What is needed: Reproduce all entries precisely as they are written.

[Begin]

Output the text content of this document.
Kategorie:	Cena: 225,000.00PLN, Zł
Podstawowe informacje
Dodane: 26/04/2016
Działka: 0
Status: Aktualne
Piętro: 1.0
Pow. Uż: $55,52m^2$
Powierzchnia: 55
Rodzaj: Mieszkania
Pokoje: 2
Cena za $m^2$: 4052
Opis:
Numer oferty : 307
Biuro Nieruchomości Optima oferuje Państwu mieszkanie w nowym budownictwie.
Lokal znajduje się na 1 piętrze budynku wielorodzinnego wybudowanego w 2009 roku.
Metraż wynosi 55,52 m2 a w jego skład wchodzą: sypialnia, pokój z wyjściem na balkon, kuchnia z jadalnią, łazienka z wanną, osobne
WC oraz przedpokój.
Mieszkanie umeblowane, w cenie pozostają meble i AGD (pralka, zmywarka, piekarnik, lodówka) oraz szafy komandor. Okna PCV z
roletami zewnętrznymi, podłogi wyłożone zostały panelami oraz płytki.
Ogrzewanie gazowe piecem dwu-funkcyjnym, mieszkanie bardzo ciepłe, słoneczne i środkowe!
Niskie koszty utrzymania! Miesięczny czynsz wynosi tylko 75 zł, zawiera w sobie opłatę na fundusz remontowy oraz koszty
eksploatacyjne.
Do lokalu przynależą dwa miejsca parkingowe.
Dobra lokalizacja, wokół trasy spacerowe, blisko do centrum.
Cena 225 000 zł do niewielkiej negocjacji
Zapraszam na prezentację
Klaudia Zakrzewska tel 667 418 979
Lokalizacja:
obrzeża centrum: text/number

[End]

Complete answer:
Output the text content of this document.
Kategorie:	Cena: 225,000.00PLN, Zł
Podstawowe informacje
Dodane: 26/04/2016
Działka: 0
Status: Aktualne
Piętro: 1.0
Pow. Uż: $55,52m^2$
Powierzchnia: 55
Rodzaj: Mieszkania
Pokoje: 2
Cena za $m^2$: 4052
Opis:
Numer oferty : 307
Biuro Nieruchomości Optima oferuje Państwu mieszkanie w nowym budownictwie.
Lokal znajduje się na 1 piętrze budynku wielorodzinnego wybudowanego w 2009 roku.
Metraż wynosi 55,52 m2 a w jego skład wchodzą: sypialnia, pokój z wyjściem na balkon, kuchnia z jadalnią, łazienka z wanną, osobne
WC oraz przedpokój.
Mieszkanie umeblowane, w cenie pozostają meble i AGD (pralka, zmywarka, piekarnik, lodówka) oraz szafy komandor. Okna PCV z
roletami zewnętrznymi, podłogi wyłożone zostały panelami oraz płytki.
Ogrzewanie gazowe piecem dwu-funkcyjnym, mieszkanie bardzo ciepłe, słoneczne i środkowe!
Niskie koszty utrzymania! Miesięczny czynsz wynosi tylko 75 zł, zawiera w sobie opłatę na fundusz remontowy oraz koszty
eksploatacyjne.
Do lokalu przynależą dwa miejsca parkingowe.
Dobra lokalizacja, wokół trasy spacerowe, blisko do centrum.
Cena 225 000 zł do niewielkiej negocjacji
Zapraszam na prezentację
Klaudia Zakrzewska tel 667 418 979
Lokalizacja:
obrzeża centrum: text/number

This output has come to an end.